PROMPT 1:
From the semaphore excerpt, reproduce verbatim the passage that begins at the words "semaphore = asyncio.Semaphore(max_concurrent)" and stops after the words "releases it after.".
PROMPT 2:
Answer these questions using the semaphore excerpt:
(a) How many concurrent API calls fire when there are eight prompts?
(b) What default value is given to `max_concurrent` in `process_batch_with_semaphore`?
(c) What does the excerpt say an `asyncio.Semaphore` acts as?

SUPPLIED TEXT:
With eight prompts, this fires eight concurrent API calls. That works fine when there are no limits, but will fail when the API enforces a concurrency cap.

Using asyncio.Semaphore

An asyncio.Semaphore acts as a gate: only a fixed number of tasks can pass through at a time. The rest wait until a slot opens up.

controlling_parallelism.py
                
                    
                
            
                
            
@env.task
async def process_batch_with_semaphore(
    prompts: list[str],
    max_concurrent: int = 3,
) -> list[str]:
    """Process prompts in parallel, limiting concurrency with a semaphore.

    At most `max_concurrent` calls to the API run at any given time.
    The remaining tasks wait until a slot is available.
    """
    semaphore = asyncio.Semaphore(max_concurrent)

    async def limited_call(prompt: str) -> str:
        async with semaphore:
            return await call_llm_api(prompt)

    results = await asyncio.gather(*[limited_call(p) for p in prompts])
    return list(results)

The pattern is:

Create a semaphore with the desired limit.
Wrap each task call in an inner async function that acquires the semaphore before calling and releases it after.

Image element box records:

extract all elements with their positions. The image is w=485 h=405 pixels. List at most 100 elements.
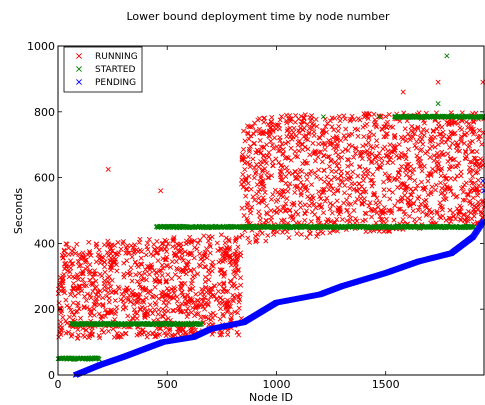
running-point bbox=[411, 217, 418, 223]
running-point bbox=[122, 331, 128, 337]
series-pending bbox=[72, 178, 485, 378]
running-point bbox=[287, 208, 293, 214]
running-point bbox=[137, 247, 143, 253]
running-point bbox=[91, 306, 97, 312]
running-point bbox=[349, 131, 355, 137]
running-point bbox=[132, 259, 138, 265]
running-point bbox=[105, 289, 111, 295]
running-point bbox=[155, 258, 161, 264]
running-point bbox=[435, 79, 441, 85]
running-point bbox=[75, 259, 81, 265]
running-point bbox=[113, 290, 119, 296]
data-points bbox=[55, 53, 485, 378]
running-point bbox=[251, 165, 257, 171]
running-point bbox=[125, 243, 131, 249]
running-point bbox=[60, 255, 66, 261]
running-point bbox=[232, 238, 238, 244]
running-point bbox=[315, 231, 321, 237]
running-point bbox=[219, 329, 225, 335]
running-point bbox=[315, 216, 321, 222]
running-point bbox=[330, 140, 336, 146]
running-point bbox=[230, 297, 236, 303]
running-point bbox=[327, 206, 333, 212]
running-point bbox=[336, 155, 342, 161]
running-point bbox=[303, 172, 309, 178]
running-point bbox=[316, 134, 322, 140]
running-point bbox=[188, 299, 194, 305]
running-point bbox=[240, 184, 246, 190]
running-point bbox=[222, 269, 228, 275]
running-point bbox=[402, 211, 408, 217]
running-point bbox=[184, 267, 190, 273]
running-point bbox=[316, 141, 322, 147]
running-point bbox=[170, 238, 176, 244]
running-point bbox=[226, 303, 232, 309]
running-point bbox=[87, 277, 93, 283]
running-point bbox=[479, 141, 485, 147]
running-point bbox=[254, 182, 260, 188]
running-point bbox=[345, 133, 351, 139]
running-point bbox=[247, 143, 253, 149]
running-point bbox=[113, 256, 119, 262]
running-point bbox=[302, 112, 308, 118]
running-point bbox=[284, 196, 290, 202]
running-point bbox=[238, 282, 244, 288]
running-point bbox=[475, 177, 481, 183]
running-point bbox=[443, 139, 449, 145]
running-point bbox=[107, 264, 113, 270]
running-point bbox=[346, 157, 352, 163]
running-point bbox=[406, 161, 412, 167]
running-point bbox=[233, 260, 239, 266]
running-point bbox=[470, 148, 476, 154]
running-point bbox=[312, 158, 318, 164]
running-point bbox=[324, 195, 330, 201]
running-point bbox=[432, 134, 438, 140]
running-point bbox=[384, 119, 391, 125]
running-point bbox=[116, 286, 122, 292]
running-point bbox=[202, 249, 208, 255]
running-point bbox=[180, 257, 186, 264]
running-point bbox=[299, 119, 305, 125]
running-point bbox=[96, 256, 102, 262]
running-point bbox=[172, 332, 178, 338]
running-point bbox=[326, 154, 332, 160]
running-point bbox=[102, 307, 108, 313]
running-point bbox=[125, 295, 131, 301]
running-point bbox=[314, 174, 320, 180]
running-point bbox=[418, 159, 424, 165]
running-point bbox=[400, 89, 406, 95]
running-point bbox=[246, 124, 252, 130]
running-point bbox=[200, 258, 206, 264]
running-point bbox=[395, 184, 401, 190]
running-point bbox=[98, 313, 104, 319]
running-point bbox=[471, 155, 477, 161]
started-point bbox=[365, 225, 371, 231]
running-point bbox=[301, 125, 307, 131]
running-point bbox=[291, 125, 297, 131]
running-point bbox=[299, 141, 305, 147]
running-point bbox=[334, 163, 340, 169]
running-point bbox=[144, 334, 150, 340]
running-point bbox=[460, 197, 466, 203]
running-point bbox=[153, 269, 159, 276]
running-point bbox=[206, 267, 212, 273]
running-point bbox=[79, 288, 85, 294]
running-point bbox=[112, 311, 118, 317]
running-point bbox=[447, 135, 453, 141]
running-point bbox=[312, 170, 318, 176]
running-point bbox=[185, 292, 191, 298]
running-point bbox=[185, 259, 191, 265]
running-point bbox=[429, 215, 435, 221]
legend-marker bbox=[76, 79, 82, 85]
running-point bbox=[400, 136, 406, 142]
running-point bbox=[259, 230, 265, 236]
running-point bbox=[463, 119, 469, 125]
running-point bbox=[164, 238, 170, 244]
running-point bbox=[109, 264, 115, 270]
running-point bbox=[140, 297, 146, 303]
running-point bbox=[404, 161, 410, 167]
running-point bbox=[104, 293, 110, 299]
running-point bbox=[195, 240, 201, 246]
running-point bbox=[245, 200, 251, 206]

==

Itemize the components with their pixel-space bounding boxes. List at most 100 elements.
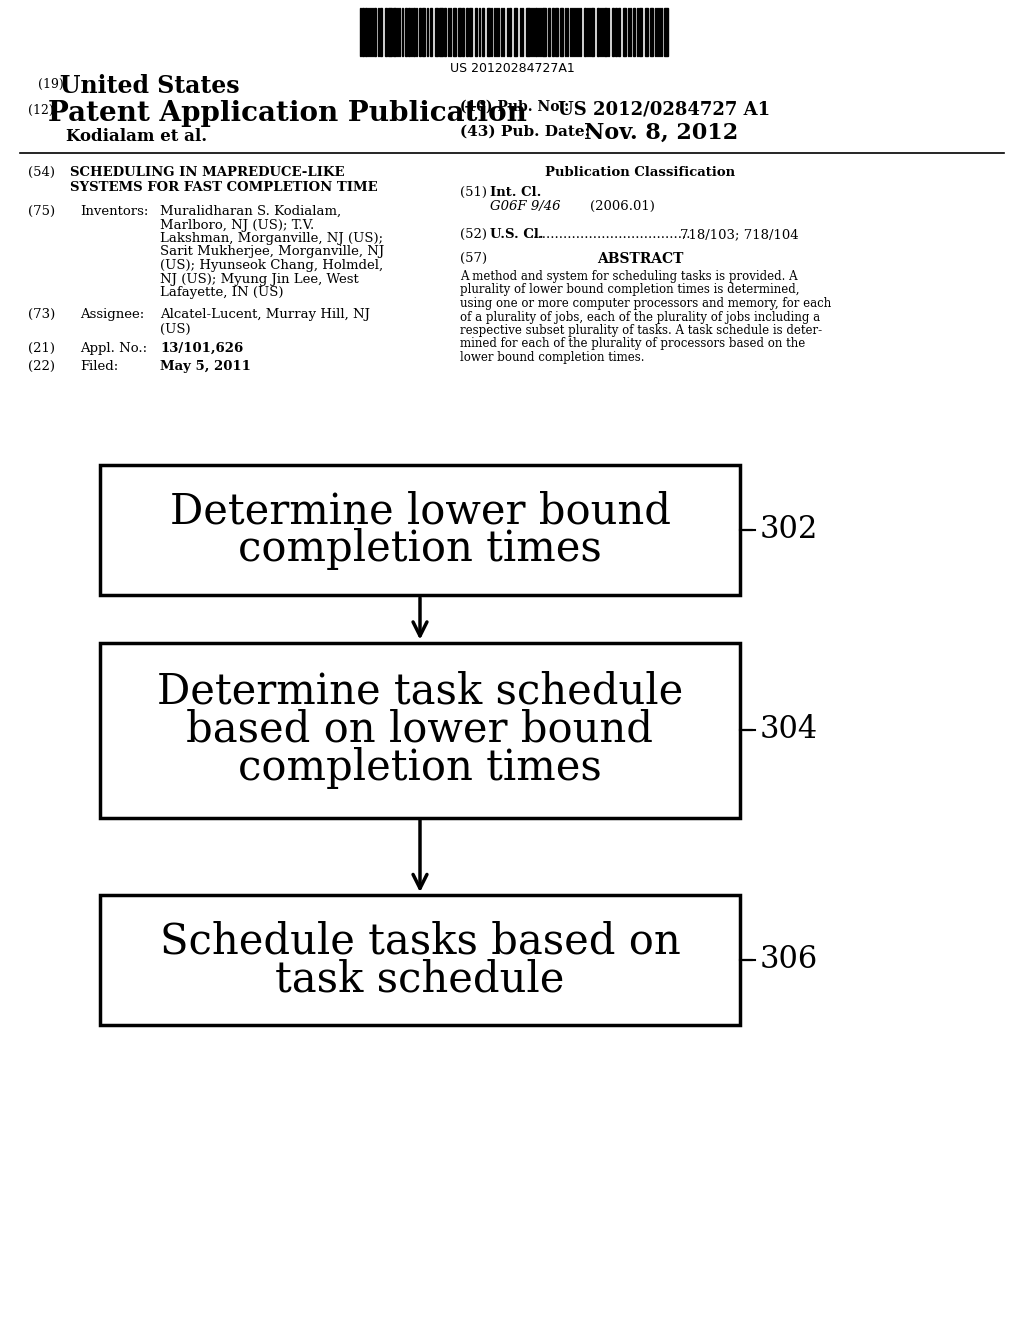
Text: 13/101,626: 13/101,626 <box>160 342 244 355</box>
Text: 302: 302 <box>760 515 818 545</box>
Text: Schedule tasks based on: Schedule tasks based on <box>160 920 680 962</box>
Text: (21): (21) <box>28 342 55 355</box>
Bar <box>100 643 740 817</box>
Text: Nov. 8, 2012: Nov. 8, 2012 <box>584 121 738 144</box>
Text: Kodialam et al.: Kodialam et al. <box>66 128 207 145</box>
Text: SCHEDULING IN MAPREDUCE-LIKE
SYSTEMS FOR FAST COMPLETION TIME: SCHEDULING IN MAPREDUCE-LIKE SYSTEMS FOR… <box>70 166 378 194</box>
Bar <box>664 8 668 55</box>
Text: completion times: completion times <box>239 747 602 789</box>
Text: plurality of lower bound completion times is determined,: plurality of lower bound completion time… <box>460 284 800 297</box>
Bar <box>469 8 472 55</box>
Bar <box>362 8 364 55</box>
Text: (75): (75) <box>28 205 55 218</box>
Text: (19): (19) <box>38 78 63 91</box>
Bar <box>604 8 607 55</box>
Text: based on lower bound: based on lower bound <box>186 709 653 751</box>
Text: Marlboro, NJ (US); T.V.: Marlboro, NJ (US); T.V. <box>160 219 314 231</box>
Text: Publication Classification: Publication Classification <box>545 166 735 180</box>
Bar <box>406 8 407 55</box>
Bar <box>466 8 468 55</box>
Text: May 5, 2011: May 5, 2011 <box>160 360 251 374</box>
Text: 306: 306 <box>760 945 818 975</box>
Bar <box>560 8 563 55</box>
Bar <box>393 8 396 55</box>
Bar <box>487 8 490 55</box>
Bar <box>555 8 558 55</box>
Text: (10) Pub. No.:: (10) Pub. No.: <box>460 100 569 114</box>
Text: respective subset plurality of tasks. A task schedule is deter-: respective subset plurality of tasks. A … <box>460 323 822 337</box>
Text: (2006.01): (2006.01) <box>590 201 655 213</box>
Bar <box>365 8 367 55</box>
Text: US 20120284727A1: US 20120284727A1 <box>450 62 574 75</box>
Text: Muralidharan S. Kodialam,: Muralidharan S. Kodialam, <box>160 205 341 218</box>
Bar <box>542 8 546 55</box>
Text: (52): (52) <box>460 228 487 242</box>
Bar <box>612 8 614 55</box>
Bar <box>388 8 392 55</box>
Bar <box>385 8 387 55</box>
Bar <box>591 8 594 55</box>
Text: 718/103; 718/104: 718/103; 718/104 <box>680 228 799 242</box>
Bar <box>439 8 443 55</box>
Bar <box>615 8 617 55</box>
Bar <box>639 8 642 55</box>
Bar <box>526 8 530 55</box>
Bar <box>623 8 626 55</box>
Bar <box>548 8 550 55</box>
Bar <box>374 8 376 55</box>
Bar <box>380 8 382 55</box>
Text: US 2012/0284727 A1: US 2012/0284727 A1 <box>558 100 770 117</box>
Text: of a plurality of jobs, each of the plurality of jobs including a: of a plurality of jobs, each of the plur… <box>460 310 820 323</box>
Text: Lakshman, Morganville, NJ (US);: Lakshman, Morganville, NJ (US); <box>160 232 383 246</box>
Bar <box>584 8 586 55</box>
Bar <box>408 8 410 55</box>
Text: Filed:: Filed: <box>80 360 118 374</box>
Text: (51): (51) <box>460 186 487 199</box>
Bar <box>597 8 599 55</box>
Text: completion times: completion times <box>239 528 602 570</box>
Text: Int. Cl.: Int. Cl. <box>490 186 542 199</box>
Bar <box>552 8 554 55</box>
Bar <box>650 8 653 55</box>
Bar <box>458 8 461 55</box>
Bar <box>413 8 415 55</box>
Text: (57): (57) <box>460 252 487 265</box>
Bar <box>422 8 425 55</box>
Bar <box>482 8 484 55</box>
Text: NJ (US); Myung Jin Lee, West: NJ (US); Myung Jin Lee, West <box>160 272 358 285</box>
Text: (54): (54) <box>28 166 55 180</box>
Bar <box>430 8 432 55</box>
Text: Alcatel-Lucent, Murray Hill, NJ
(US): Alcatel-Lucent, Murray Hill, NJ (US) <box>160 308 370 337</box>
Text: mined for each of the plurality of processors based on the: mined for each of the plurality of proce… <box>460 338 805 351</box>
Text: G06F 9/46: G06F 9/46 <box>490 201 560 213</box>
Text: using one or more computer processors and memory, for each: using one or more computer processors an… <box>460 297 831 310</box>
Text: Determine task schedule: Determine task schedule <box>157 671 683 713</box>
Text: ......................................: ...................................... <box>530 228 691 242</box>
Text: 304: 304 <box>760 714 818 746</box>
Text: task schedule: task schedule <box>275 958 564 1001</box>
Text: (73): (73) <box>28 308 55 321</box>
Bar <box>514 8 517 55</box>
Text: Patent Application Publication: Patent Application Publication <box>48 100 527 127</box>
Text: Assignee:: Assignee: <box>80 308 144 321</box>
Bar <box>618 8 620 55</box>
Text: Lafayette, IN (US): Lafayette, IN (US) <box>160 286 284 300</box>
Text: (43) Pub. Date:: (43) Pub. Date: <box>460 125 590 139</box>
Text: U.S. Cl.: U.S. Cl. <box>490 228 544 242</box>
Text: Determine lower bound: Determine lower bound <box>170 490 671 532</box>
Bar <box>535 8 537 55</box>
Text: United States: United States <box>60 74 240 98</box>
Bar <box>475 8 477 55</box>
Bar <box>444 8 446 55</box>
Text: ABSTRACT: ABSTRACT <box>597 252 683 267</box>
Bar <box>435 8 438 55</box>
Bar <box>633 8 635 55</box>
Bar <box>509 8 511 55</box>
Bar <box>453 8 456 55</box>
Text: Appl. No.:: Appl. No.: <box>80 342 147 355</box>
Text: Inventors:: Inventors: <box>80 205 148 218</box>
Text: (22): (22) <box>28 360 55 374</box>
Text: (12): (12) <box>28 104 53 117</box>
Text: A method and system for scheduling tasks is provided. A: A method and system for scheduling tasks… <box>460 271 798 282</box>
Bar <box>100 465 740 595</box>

EXPECTED OUTPUT 1:
semaphore = asyncio.Semaphore(max_concurrent)

    async def limited_call(prompt: str) -> str:
        async with semaphore:
            return await call_llm_api(prompt)

    results = await asyncio.gather(*[limited_call(p) for p in prompts])
    return list(results)

The pattern is:

Create a semaphore with the desired limit.
Wrap each task call in an inner async function that acquires the semaphore before calling and releases it after.

EXPECTED OUTPUT 2:
(a) Eight.
(b) 3.
(c) A gate.